# Work instructions
Determine how many lines of this material contain "title". Give only the number.

# Data to use
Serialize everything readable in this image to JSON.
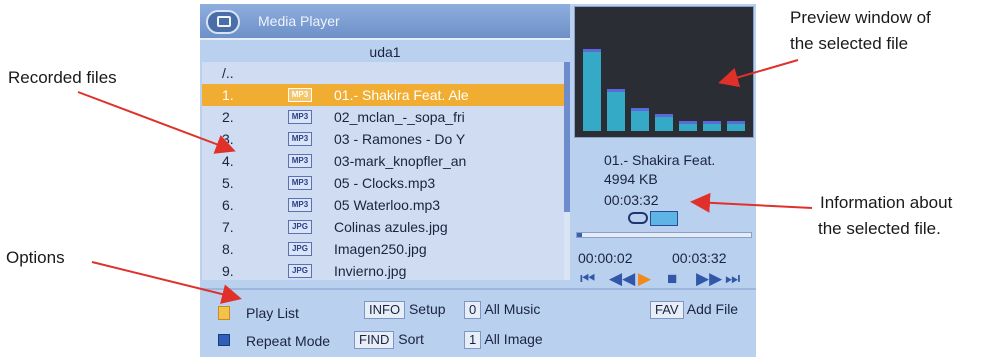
{
  "annotations": {
    "recorded_files": "Recorded files",
    "options": "Options",
    "preview_line1": "Preview window of",
    "preview_line2": "the selected file",
    "info_line1": "Information about",
    "info_line2": "the selected file."
  },
  "player": {
    "title": "Media Player",
    "folder": "uda1",
    "parent_dir": "/..",
    "files": [
      {
        "num": "1.",
        "type": "MP3",
        "name": "01.- Shakira Feat. Ale",
        "selected": true
      },
      {
        "num": "2.",
        "type": "MP3",
        "name": "02_mclan_-_sopa_fri",
        "selected": false
      },
      {
        "num": "3.",
        "type": "MP3",
        "name": "03 - Ramones - Do Y",
        "selected": false
      },
      {
        "num": "4.",
        "type": "MP3",
        "name": "03-mark_knopfler_an",
        "selected": false
      },
      {
        "num": "5.",
        "type": "MP3",
        "name": "05 - Clocks.mp3",
        "selected": false
      },
      {
        "num": "6.",
        "type": "MP3",
        "name": "05 Waterloo.mp3",
        "selected": false
      },
      {
        "num": "7.",
        "type": "JPG",
        "name": "Colinas azules.jpg",
        "selected": false
      },
      {
        "num": "8.",
        "type": "JPG",
        "name": "Imagen250.jpg",
        "selected": false
      },
      {
        "num": "9.",
        "type": "JPG",
        "name": "Invierno.jpg",
        "selected": false
      }
    ],
    "preview_bars": [
      0.68,
      0.35,
      0.19,
      0.14,
      0.08,
      0.08,
      0.08
    ],
    "info": {
      "title": "01.- Shakira Feat.",
      "size": "4994 KB",
      "duration": "00:03:32"
    },
    "progress": {
      "elapsed": "00:00:02",
      "total": "00:03:32",
      "fraction": 0.03
    },
    "controls": [
      {
        "icon": "skip-back-icon",
        "glyph": "⏮",
        "style": "normal"
      },
      {
        "icon": "rewind-icon",
        "glyph": "◀◀",
        "style": "normal"
      },
      {
        "icon": "play-icon",
        "glyph": "▶",
        "style": "play"
      },
      {
        "icon": "stop-icon",
        "glyph": "■",
        "style": "normal"
      },
      {
        "icon": "fast-forward-icon",
        "glyph": "▶▶",
        "style": "normal"
      },
      {
        "icon": "skip-forward-icon",
        "glyph": "⏭",
        "style": "normal"
      }
    ]
  },
  "footer": {
    "play_list": "Play List",
    "repeat_mode": "Repeat Mode",
    "info_key": "INFO",
    "setup": "Setup",
    "find_key": "FIND",
    "sort": "Sort",
    "key_0": "0",
    "all_music": "All Music",
    "key_1": "1",
    "all_image": "All Image",
    "fav_key": "FAV",
    "add_file": "Add File"
  },
  "colors": {
    "screen_bg": "#b9d0ee",
    "highlight": "#f0ad32",
    "arrow": "#e0302a"
  }
}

# The answer
2